To be done: Can you return, unchanged, the lines from the one that contains "Reverse-engineer this chart into JSON." to the last line, with the pictures left out?

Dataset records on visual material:
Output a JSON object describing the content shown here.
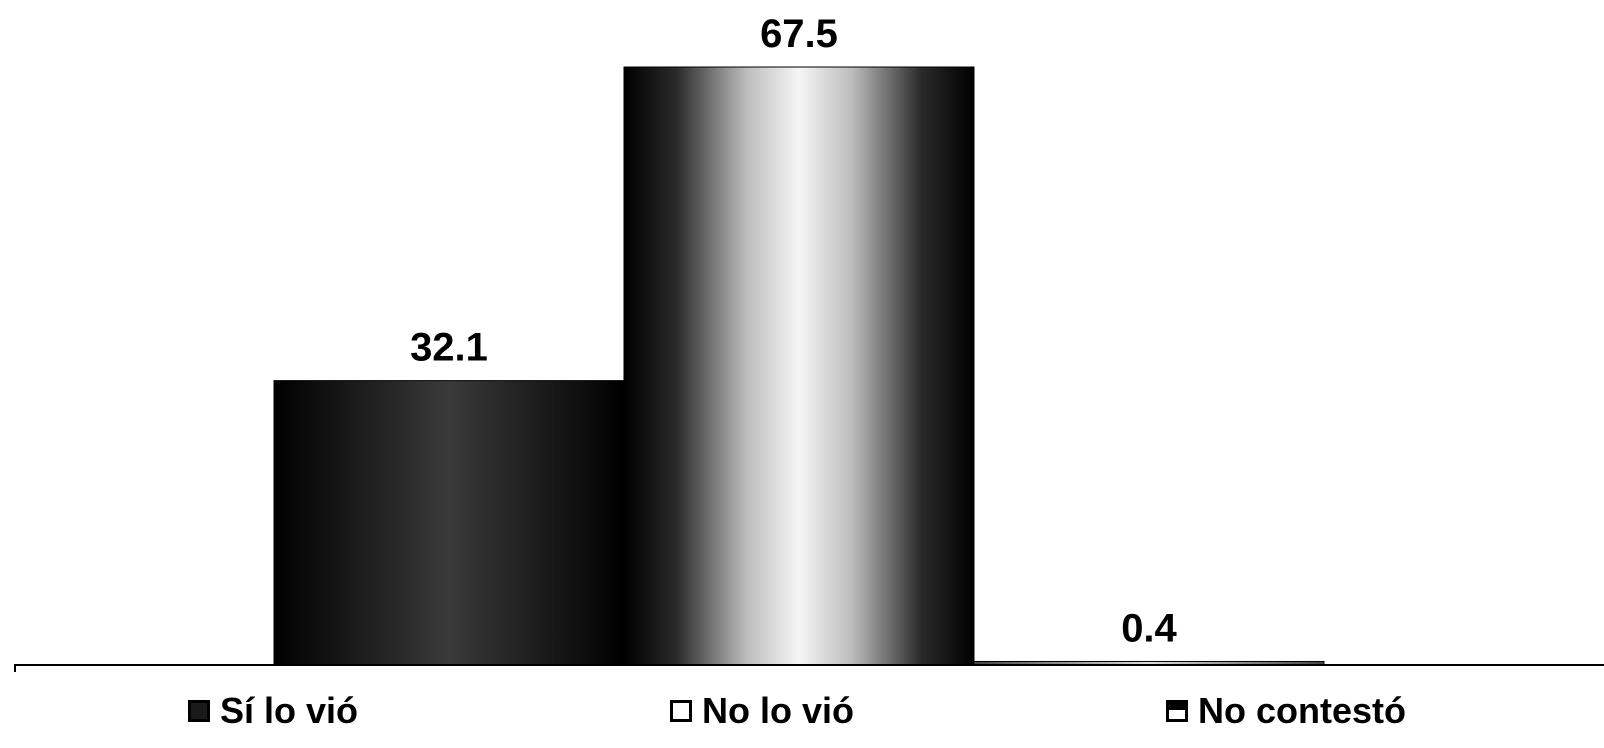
{
  "chart_data": {
    "type": "bar",
    "categories": [
      "Sí lo vió",
      "No lo vió",
      "No contestó"
    ],
    "values": [
      32.1,
      67.5,
      0.4
    ],
    "data_labels": [
      "32.1",
      "67.5",
      "0.4"
    ],
    "title": "",
    "xlabel": "",
    "ylabel": "",
    "ylim": [
      0,
      70
    ],
    "grid": false,
    "legend_position": "bottom",
    "colors": {
      "dark": "#111111",
      "light": "#f2f2f2",
      "axis": "#000000"
    }
  }
}
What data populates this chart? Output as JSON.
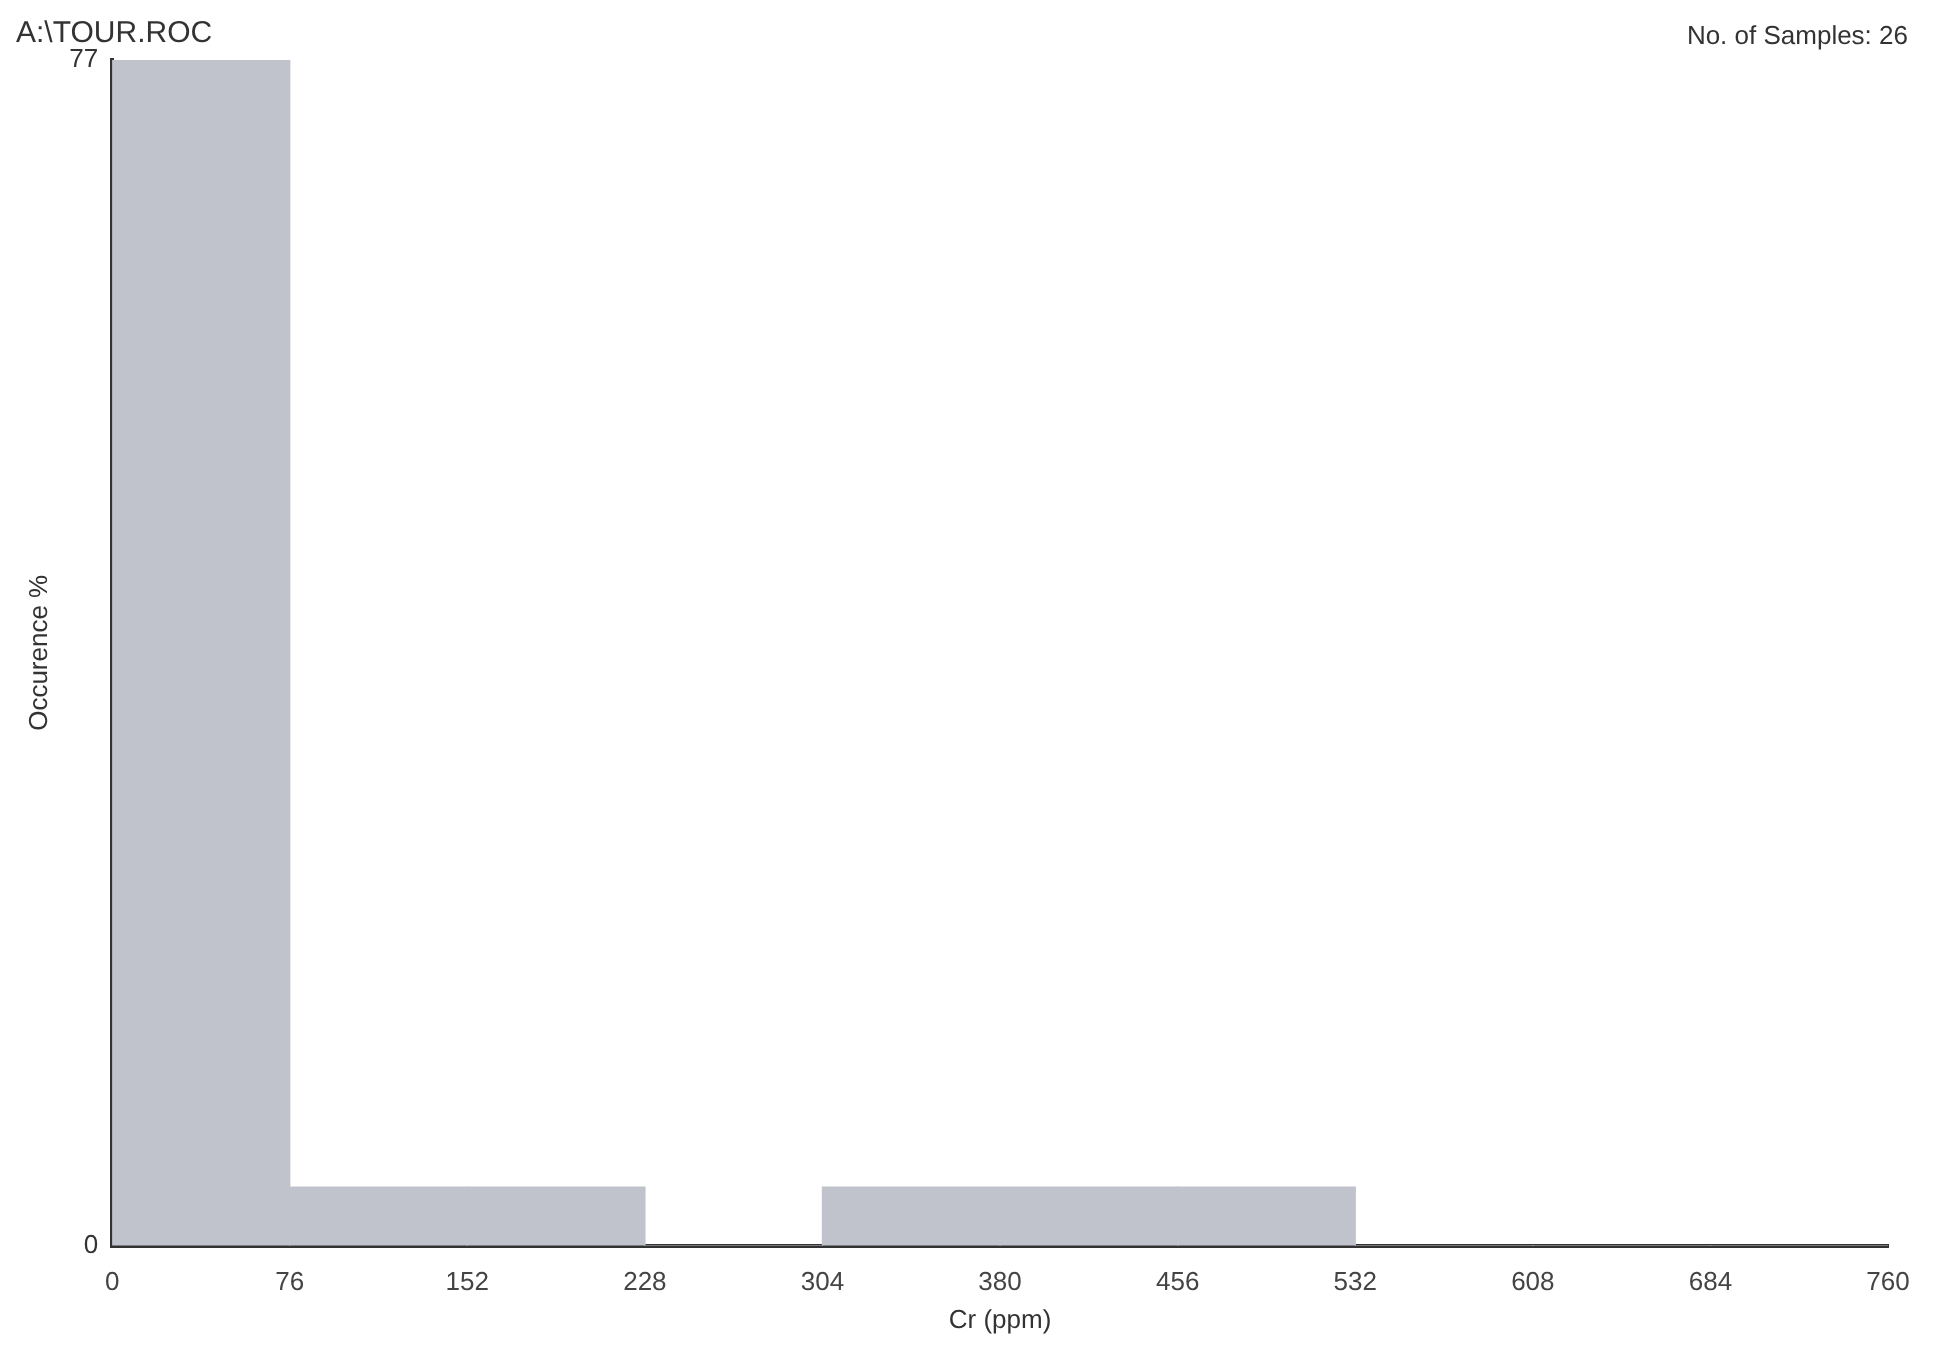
{
  "chart_data": {
    "type": "histogram",
    "title": "A:\\TOUR.ROC",
    "annotations": [
      "No. of Samples: 26"
    ],
    "xlabel": "Cr (ppm)",
    "ylabel": "Occurence %",
    "bins": [
      0,
      76,
      152,
      228,
      304,
      380,
      456,
      532,
      608,
      684,
      760
    ],
    "values": [
      77,
      3.8,
      3.8,
      0,
      3.8,
      3.8,
      3.8,
      0,
      0,
      0
    ],
    "color": "#c0c3cc",
    "xlim": [
      0,
      760
    ],
    "xticks": [
      0,
      76,
      152,
      228,
      304,
      380,
      456,
      532,
      608,
      684,
      760
    ],
    "ylim": [
      0,
      77
    ],
    "yticks": [
      0,
      77
    ],
    "grid": false,
    "legend": false
  }
}
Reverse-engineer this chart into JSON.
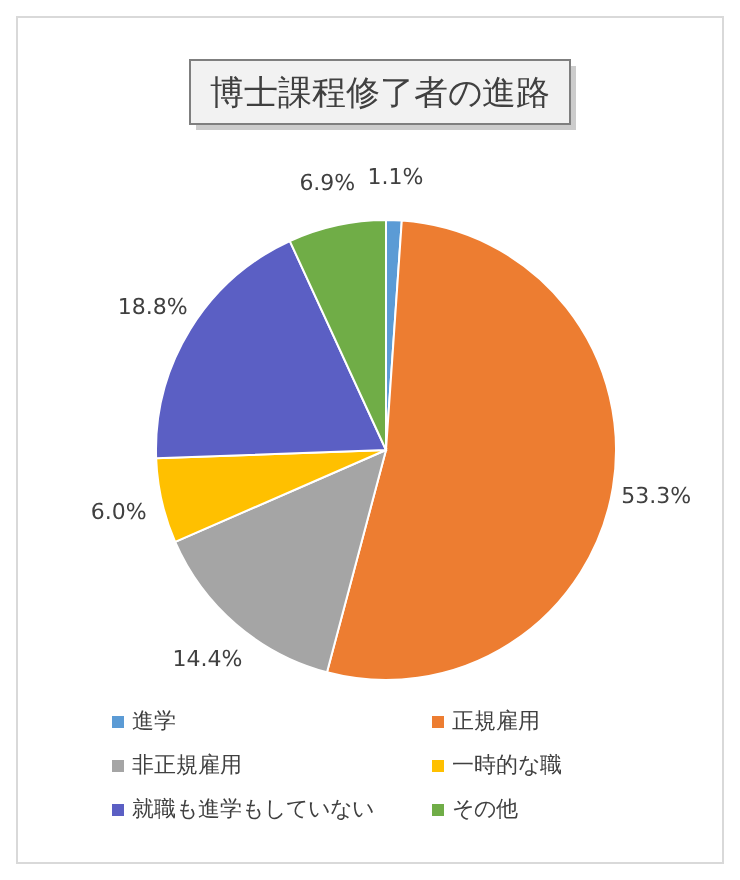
{
  "chart_data": {
    "type": "pie",
    "title": "博士課程修了者の進路",
    "categories": [
      "進学",
      "正規雇用",
      "非正規雇用",
      "一時的な職",
      "就職も進学もしていない",
      "その他"
    ],
    "values": [
      1.1,
      53.3,
      14.4,
      6.0,
      18.8,
      6.9
    ],
    "value_labels": [
      "1.1%",
      "53.3%",
      "14.4%",
      "6.0%",
      "18.8%",
      "6.9%"
    ],
    "colors": [
      "#5b9bd5",
      "#ed7d31",
      "#a5a5a5",
      "#ffc000",
      "#5b5fc4",
      "#70ad47"
    ],
    "legend": "bottom"
  }
}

The result:
Reverse-engineer this chart into JSON.
{
  "chart_data": {
    "type": "pie",
    "title": "博士課程修了者の進路",
    "categories": [
      "進学",
      "正規雇用",
      "非正規雇用",
      "一時的な職",
      "就職も進学もしていない",
      "その他"
    ],
    "values": [
      1.1,
      53.3,
      14.4,
      6.0,
      18.8,
      6.9
    ],
    "value_labels": [
      "1.1%",
      "53.3%",
      "14.4%",
      "6.0%",
      "18.8%",
      "6.9%"
    ],
    "colors": [
      "#5b9bd5",
      "#ed7d31",
      "#a5a5a5",
      "#ffc000",
      "#5b5fc4",
      "#70ad47"
    ],
    "legend": "bottom"
  }
}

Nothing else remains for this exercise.